# The exercise
Repeat the records below exactly.

*** Dataset content

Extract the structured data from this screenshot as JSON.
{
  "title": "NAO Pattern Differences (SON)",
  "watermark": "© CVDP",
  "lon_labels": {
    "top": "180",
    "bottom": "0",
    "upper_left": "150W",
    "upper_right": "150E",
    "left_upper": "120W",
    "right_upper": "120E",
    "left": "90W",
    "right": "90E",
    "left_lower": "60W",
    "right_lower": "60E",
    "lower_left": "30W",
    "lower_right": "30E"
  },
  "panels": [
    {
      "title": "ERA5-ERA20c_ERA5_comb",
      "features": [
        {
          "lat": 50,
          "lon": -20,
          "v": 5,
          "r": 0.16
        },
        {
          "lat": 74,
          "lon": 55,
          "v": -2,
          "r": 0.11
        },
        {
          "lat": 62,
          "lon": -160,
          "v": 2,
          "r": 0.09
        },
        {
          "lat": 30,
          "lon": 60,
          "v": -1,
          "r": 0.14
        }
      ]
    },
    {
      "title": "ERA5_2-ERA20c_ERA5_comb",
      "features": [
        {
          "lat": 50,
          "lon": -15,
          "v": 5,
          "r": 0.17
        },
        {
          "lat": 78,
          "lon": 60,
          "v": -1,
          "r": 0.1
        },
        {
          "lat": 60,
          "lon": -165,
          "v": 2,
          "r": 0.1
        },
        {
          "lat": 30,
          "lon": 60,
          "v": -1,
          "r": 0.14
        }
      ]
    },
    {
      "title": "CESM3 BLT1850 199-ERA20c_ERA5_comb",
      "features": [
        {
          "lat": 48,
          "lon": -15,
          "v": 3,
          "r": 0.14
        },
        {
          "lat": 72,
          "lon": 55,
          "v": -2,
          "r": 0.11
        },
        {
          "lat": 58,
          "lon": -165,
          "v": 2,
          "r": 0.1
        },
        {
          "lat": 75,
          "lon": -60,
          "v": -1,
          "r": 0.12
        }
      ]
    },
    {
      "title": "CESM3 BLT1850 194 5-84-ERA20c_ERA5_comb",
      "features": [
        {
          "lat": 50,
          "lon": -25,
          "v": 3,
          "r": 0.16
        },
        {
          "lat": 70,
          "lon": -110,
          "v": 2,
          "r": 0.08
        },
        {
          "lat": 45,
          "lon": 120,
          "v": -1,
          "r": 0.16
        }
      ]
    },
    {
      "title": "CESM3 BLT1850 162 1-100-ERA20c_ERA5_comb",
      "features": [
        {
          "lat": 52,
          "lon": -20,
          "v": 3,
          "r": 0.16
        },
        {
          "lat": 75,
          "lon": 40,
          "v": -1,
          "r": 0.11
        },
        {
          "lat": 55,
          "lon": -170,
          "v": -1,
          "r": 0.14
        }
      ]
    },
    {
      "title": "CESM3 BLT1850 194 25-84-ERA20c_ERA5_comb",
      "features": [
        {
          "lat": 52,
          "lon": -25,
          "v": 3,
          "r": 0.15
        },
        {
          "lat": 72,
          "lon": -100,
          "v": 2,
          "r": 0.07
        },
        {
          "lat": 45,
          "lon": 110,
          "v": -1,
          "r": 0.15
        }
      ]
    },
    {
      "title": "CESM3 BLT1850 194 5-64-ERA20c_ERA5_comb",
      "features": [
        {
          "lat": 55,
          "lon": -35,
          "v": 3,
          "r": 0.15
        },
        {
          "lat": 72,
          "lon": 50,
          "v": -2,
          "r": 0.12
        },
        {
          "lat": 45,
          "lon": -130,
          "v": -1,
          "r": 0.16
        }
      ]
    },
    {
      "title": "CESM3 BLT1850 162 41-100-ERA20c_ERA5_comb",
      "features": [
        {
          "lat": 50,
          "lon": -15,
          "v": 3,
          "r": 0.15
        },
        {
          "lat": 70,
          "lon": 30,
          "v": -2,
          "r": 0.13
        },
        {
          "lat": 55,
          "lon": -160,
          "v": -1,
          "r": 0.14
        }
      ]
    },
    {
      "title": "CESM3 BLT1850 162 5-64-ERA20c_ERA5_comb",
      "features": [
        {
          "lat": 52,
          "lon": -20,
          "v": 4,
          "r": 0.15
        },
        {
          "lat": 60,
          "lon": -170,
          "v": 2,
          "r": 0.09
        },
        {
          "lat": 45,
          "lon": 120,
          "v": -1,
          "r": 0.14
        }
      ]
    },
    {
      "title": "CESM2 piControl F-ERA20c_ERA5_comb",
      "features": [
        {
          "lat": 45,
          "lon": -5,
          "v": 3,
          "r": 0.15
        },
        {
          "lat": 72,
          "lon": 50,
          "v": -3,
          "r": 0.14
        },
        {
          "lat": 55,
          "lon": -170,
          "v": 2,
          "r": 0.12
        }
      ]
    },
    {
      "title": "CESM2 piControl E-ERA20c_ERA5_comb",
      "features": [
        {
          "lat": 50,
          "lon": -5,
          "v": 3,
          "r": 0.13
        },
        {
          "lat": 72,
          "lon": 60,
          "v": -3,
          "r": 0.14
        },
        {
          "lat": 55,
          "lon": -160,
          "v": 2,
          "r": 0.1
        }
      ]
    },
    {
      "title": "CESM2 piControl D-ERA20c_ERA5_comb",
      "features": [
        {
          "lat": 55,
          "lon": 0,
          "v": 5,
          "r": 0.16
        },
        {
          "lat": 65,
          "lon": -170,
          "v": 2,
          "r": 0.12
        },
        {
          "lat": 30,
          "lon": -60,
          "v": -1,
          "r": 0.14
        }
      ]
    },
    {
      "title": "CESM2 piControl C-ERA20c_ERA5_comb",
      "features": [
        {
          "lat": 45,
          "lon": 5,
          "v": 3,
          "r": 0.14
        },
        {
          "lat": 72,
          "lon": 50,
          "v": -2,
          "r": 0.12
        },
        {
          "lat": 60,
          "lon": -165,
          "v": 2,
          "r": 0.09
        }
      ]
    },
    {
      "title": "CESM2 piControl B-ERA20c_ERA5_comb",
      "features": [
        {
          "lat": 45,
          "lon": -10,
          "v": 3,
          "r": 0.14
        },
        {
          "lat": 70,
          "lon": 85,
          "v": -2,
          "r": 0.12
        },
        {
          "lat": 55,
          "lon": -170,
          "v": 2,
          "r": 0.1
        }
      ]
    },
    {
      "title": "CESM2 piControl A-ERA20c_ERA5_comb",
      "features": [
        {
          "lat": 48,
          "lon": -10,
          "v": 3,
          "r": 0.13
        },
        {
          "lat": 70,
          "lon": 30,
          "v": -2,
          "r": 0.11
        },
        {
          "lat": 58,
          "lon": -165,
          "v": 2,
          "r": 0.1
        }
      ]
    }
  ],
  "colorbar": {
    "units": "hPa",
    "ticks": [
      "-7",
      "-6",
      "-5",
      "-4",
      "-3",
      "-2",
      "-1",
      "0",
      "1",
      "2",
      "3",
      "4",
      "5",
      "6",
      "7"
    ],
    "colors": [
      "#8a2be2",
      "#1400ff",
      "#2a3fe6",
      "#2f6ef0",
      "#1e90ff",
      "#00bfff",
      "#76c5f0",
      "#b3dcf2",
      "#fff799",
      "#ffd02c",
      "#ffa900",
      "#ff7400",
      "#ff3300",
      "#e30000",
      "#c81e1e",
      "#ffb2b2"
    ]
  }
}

******

# Written solution
Extract the structured data from this screenshot as JSON.
{
  "title": "NAO Pattern Differences (SON)",
  "watermark": "© CVDP",
  "lon_labels": {
    "top": "180",
    "bottom": "0",
    "upper_left": "150W",
    "upper_right": "150E",
    "left_upper": "120W",
    "right_upper": "120E",
    "left": "90W",
    "right": "90E",
    "left_lower": "60W",
    "right_lower": "60E",
    "lower_left": "30W",
    "lower_right": "30E"
  },
  "panels": [
    {
      "title": "ERA5-ERA20c_ERA5_comb",
      "features": [
        {
          "lat": 50,
          "lon": -20,
          "v": 5,
          "r": 0.16
        },
        {
          "lat": 74,
          "lon": 55,
          "v": -2,
          "r": 0.11
        },
        {
          "lat": 62,
          "lon": -160,
          "v": 2,
          "r": 0.09
        },
        {
          "lat": 30,
          "lon": 60,
          "v": -1,
          "r": 0.14
        }
      ]
    },
    {
      "title": "ERA5_2-ERA20c_ERA5_comb",
      "features": [
        {
          "lat": 50,
          "lon": -15,
          "v": 5,
          "r": 0.17
        },
        {
          "lat": 78,
          "lon": 60,
          "v": -1,
          "r": 0.1
        },
        {
          "lat": 60,
          "lon": -165,
          "v": 2,
          "r": 0.1
        },
        {
          "lat": 30,
          "lon": 60,
          "v": -1,
          "r": 0.14
        }
      ]
    },
    {
      "title": "CESM3 BLT1850 199-ERA20c_ERA5_comb",
      "features": [
        {
          "lat": 48,
          "lon": -15,
          "v": 3,
          "r": 0.14
        },
        {
          "lat": 72,
          "lon": 55,
          "v": -2,
          "r": 0.11
        },
        {
          "lat": 58,
          "lon": -165,
          "v": 2,
          "r": 0.1
        },
        {
          "lat": 75,
          "lon": -60,
          "v": -1,
          "r": 0.12
        }
      ]
    },
    {
      "title": "CESM3 BLT1850 194 5-84-ERA20c_ERA5_comb",
      "features": [
        {
          "lat": 50,
          "lon": -25,
          "v": 3,
          "r": 0.16
        },
        {
          "lat": 70,
          "lon": -110,
          "v": 2,
          "r": 0.08
        },
        {
          "lat": 45,
          "lon": 120,
          "v": -1,
          "r": 0.16
        }
      ]
    },
    {
      "title": "CESM3 BLT1850 162 1-100-ERA20c_ERA5_comb",
      "features": [
        {
          "lat": 52,
          "lon": -20,
          "v": 3,
          "r": 0.16
        },
        {
          "lat": 75,
          "lon": 40,
          "v": -1,
          "r": 0.11
        },
        {
          "lat": 55,
          "lon": -170,
          "v": -1,
          "r": 0.14
        }
      ]
    },
    {
      "title": "CESM3 BLT1850 194 25-84-ERA20c_ERA5_comb",
      "features": [
        {
          "lat": 52,
          "lon": -25,
          "v": 3,
          "r": 0.15
        },
        {
          "lat": 72,
          "lon": -100,
          "v": 2,
          "r": 0.07
        },
        {
          "lat": 45,
          "lon": 110,
          "v": -1,
          "r": 0.15
        }
      ]
    },
    {
      "title": "CESM3 BLT1850 194 5-64-ERA20c_ERA5_comb",
      "features": [
        {
          "lat": 55,
          "lon": -35,
          "v": 3,
          "r": 0.15
        },
        {
          "lat": 72,
          "lon": 50,
          "v": -2,
          "r": 0.12
        },
        {
          "lat": 45,
          "lon": -130,
          "v": -1,
          "r": 0.16
        }
      ]
    },
    {
      "title": "CESM3 BLT1850 162 41-100-ERA20c_ERA5_comb",
      "features": [
        {
          "lat": 50,
          "lon": -15,
          "v": 3,
          "r": 0.15
        },
        {
          "lat": 70,
          "lon": 30,
          "v": -2,
          "r": 0.13
        },
        {
          "lat": 55,
          "lon": -160,
          "v": -1,
          "r": 0.14
        }
      ]
    },
    {
      "title": "CESM3 BLT1850 162 5-64-ERA20c_ERA5_comb",
      "features": [
        {
          "lat": 52,
          "lon": -20,
          "v": 4,
          "r": 0.15
        },
        {
          "lat": 60,
          "lon": -170,
          "v": 2,
          "r": 0.09
        },
        {
          "lat": 45,
          "lon": 120,
          "v": -1,
          "r": 0.14
        }
      ]
    },
    {
      "title": "CESM2 piControl F-ERA20c_ERA5_comb",
      "features": [
        {
          "lat": 45,
          "lon": -5,
          "v": 3,
          "r": 0.15
        },
        {
          "lat": 72,
          "lon": 50,
          "v": -3,
          "r": 0.14
        },
        {
          "lat": 55,
          "lon": -170,
          "v": 2,
          "r": 0.12
        }
      ]
    },
    {
      "title": "CESM2 piControl E-ERA20c_ERA5_comb",
      "features": [
        {
          "lat": 50,
          "lon": -5,
          "v": 3,
          "r": 0.13
        },
        {
          "lat": 72,
          "lon": 60,
          "v": -3,
          "r": 0.14
        },
        {
          "lat": 55,
          "lon": -160,
          "v": 2,
          "r": 0.1
        }
      ]
    },
    {
      "title": "CESM2 piControl D-ERA20c_ERA5_comb",
      "features": [
        {
          "lat": 55,
          "lon": 0,
          "v": 5,
          "r": 0.16
        },
        {
          "lat": 65,
          "lon": -170,
          "v": 2,
          "r": 0.12
        },
        {
          "lat": 30,
          "lon": -60,
          "v": -1,
          "r": 0.14
        }
      ]
    },
    {
      "title": "CESM2 piControl C-ERA20c_ERA5_comb",
      "features": [
        {
          "lat": 45,
          "lon": 5,
          "v": 3,
          "r": 0.14
        },
        {
          "lat": 72,
          "lon": 50,
          "v": -2,
          "r": 0.12
        },
        {
          "lat": 60,
          "lon": -165,
          "v": 2,
          "r": 0.09
        }
      ]
    },
    {
      "title": "CESM2 piControl B-ERA20c_ERA5_comb",
      "features": [
        {
          "lat": 45,
          "lon": -10,
          "v": 3,
          "r": 0.14
        },
        {
          "lat": 70,
          "lon": 85,
          "v": -2,
          "r": 0.12
        },
        {
          "lat": 55,
          "lon": -170,
          "v": 2,
          "r": 0.1
        }
      ]
    },
    {
      "title": "CESM2 piControl A-ERA20c_ERA5_comb",
      "features": [
        {
          "lat": 48,
          "lon": -10,
          "v": 3,
          "r": 0.13
        },
        {
          "lat": 70,
          "lon": 30,
          "v": -2,
          "r": 0.11
        },
        {
          "lat": 58,
          "lon": -165,
          "v": 2,
          "r": 0.1
        }
      ]
    }
  ],
  "colorbar": {
    "units": "hPa",
    "ticks": [
      "-7",
      "-6",
      "-5",
      "-4",
      "-3",
      "-2",
      "-1",
      "0",
      "1",
      "2",
      "3",
      "4",
      "5",
      "6",
      "7"
    ],
    "colors": [
      "#8a2be2",
      "#1400ff",
      "#2a3fe6",
      "#2f6ef0",
      "#1e90ff",
      "#00bfff",
      "#76c5f0",
      "#b3dcf2",
      "#fff799",
      "#ffd02c",
      "#ffa900",
      "#ff7400",
      "#ff3300",
      "#e30000",
      "#c81e1e",
      "#ffb2b2"
    ]
  }
}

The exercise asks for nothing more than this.